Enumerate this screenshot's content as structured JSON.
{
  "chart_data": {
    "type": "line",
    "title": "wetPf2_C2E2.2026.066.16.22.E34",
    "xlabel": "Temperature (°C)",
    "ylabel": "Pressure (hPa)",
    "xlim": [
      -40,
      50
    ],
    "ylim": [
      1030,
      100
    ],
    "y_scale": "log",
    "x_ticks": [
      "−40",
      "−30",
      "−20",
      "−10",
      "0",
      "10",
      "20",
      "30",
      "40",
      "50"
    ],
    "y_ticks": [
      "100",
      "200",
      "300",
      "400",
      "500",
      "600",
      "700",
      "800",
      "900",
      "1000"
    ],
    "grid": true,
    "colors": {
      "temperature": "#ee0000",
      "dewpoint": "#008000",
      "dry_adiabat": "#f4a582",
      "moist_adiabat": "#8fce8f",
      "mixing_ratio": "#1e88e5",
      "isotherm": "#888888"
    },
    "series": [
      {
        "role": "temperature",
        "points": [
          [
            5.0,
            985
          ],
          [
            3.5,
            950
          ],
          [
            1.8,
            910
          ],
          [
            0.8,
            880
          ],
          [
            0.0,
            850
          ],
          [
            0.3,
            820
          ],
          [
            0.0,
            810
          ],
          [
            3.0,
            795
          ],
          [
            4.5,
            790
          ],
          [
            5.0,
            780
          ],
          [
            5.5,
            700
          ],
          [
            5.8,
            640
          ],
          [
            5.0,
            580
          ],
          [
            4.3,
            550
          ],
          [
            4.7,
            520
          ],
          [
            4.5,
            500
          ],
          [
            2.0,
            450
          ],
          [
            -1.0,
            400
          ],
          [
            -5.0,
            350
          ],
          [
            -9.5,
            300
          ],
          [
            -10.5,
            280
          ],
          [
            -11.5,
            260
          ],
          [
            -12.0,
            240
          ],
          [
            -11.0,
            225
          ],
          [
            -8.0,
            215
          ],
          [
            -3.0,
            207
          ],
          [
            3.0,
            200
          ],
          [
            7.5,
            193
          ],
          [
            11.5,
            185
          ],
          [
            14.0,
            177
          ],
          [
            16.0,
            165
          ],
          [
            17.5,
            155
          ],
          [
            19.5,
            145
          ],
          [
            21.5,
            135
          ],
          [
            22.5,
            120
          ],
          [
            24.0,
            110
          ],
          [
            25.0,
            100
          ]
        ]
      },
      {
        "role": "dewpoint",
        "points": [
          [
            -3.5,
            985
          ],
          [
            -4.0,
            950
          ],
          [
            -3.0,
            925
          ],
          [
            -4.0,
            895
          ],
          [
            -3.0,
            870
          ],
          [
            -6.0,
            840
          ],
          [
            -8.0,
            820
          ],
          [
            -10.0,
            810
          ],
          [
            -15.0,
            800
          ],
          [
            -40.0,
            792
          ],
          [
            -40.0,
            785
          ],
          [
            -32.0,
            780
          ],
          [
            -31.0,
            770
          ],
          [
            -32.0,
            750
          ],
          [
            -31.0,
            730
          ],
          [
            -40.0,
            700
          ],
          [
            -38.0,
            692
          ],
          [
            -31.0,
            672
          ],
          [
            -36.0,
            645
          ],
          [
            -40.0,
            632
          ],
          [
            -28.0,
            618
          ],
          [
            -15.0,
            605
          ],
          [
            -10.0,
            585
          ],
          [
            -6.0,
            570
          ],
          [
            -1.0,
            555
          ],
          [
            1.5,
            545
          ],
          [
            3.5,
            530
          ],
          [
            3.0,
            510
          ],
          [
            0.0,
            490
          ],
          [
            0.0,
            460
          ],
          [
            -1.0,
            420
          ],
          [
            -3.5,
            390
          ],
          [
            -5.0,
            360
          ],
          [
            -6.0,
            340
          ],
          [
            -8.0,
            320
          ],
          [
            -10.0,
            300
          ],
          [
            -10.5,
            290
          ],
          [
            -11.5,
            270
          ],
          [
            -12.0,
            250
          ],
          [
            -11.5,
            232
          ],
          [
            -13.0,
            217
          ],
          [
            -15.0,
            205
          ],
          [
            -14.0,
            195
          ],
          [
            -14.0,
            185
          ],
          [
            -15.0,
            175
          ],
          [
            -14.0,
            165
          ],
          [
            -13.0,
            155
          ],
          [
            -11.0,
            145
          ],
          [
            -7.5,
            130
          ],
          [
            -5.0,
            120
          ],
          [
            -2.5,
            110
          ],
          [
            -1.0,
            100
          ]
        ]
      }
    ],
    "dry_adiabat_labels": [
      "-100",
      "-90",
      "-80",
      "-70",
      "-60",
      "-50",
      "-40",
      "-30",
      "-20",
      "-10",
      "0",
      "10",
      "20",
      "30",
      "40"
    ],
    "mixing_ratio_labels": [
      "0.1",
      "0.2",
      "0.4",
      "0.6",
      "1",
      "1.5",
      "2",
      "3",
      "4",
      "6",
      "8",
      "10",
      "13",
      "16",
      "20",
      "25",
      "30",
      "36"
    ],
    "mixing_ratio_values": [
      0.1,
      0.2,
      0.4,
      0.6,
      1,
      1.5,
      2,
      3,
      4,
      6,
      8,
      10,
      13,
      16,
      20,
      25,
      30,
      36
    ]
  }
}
□ □ □
* [Requirements]
Each line of the material should be echoed exactly.

* [Reply]
Enumerate this screenshot's content as structured JSON.
{
  "chart_data": {
    "type": "line",
    "title": "wetPf2_C2E2.2026.066.16.22.E34",
    "xlabel": "Temperature (°C)",
    "ylabel": "Pressure (hPa)",
    "xlim": [
      -40,
      50
    ],
    "ylim": [
      1030,
      100
    ],
    "y_scale": "log",
    "x_ticks": [
      "−40",
      "−30",
      "−20",
      "−10",
      "0",
      "10",
      "20",
      "30",
      "40",
      "50"
    ],
    "y_ticks": [
      "100",
      "200",
      "300",
      "400",
      "500",
      "600",
      "700",
      "800",
      "900",
      "1000"
    ],
    "grid": true,
    "colors": {
      "temperature": "#ee0000",
      "dewpoint": "#008000",
      "dry_adiabat": "#f4a582",
      "moist_adiabat": "#8fce8f",
      "mixing_ratio": "#1e88e5",
      "isotherm": "#888888"
    },
    "series": [
      {
        "role": "temperature",
        "points": [
          [
            5.0,
            985
          ],
          [
            3.5,
            950
          ],
          [
            1.8,
            910
          ],
          [
            0.8,
            880
          ],
          [
            0.0,
            850
          ],
          [
            0.3,
            820
          ],
          [
            0.0,
            810
          ],
          [
            3.0,
            795
          ],
          [
            4.5,
            790
          ],
          [
            5.0,
            780
          ],
          [
            5.5,
            700
          ],
          [
            5.8,
            640
          ],
          [
            5.0,
            580
          ],
          [
            4.3,
            550
          ],
          [
            4.7,
            520
          ],
          [
            4.5,
            500
          ],
          [
            2.0,
            450
          ],
          [
            -1.0,
            400
          ],
          [
            -5.0,
            350
          ],
          [
            -9.5,
            300
          ],
          [
            -10.5,
            280
          ],
          [
            -11.5,
            260
          ],
          [
            -12.0,
            240
          ],
          [
            -11.0,
            225
          ],
          [
            -8.0,
            215
          ],
          [
            -3.0,
            207
          ],
          [
            3.0,
            200
          ],
          [
            7.5,
            193
          ],
          [
            11.5,
            185
          ],
          [
            14.0,
            177
          ],
          [
            16.0,
            165
          ],
          [
            17.5,
            155
          ],
          [
            19.5,
            145
          ],
          [
            21.5,
            135
          ],
          [
            22.5,
            120
          ],
          [
            24.0,
            110
          ],
          [
            25.0,
            100
          ]
        ]
      },
      {
        "role": "dewpoint",
        "points": [
          [
            -3.5,
            985
          ],
          [
            -4.0,
            950
          ],
          [
            -3.0,
            925
          ],
          [
            -4.0,
            895
          ],
          [
            -3.0,
            870
          ],
          [
            -6.0,
            840
          ],
          [
            -8.0,
            820
          ],
          [
            -10.0,
            810
          ],
          [
            -15.0,
            800
          ],
          [
            -40.0,
            792
          ],
          [
            -40.0,
            785
          ],
          [
            -32.0,
            780
          ],
          [
            -31.0,
            770
          ],
          [
            -32.0,
            750
          ],
          [
            -31.0,
            730
          ],
          [
            -40.0,
            700
          ],
          [
            -38.0,
            692
          ],
          [
            -31.0,
            672
          ],
          [
            -36.0,
            645
          ],
          [
            -40.0,
            632
          ],
          [
            -28.0,
            618
          ],
          [
            -15.0,
            605
          ],
          [
            -10.0,
            585
          ],
          [
            -6.0,
            570
          ],
          [
            -1.0,
            555
          ],
          [
            1.5,
            545
          ],
          [
            3.5,
            530
          ],
          [
            3.0,
            510
          ],
          [
            0.0,
            490
          ],
          [
            0.0,
            460
          ],
          [
            -1.0,
            420
          ],
          [
            -3.5,
            390
          ],
          [
            -5.0,
            360
          ],
          [
            -6.0,
            340
          ],
          [
            -8.0,
            320
          ],
          [
            -10.0,
            300
          ],
          [
            -10.5,
            290
          ],
          [
            -11.5,
            270
          ],
          [
            -12.0,
            250
          ],
          [
            -11.5,
            232
          ],
          [
            -13.0,
            217
          ],
          [
            -15.0,
            205
          ],
          [
            -14.0,
            195
          ],
          [
            -14.0,
            185
          ],
          [
            -15.0,
            175
          ],
          [
            -14.0,
            165
          ],
          [
            -13.0,
            155
          ],
          [
            -11.0,
            145
          ],
          [
            -7.5,
            130
          ],
          [
            -5.0,
            120
          ],
          [
            -2.5,
            110
          ],
          [
            -1.0,
            100
          ]
        ]
      }
    ],
    "dry_adiabat_labels": [
      "-100",
      "-90",
      "-80",
      "-70",
      "-60",
      "-50",
      "-40",
      "-30",
      "-20",
      "-10",
      "0",
      "10",
      "20",
      "30",
      "40"
    ],
    "mixing_ratio_labels": [
      "0.1",
      "0.2",
      "0.4",
      "0.6",
      "1",
      "1.5",
      "2",
      "3",
      "4",
      "6",
      "8",
      "10",
      "13",
      "16",
      "20",
      "25",
      "30",
      "36"
    ],
    "mixing_ratio_values": [
      0.1,
      0.2,
      0.4,
      0.6,
      1,
      1.5,
      2,
      3,
      4,
      6,
      8,
      10,
      13,
      16,
      20,
      25,
      30,
      36
    ]
  }
}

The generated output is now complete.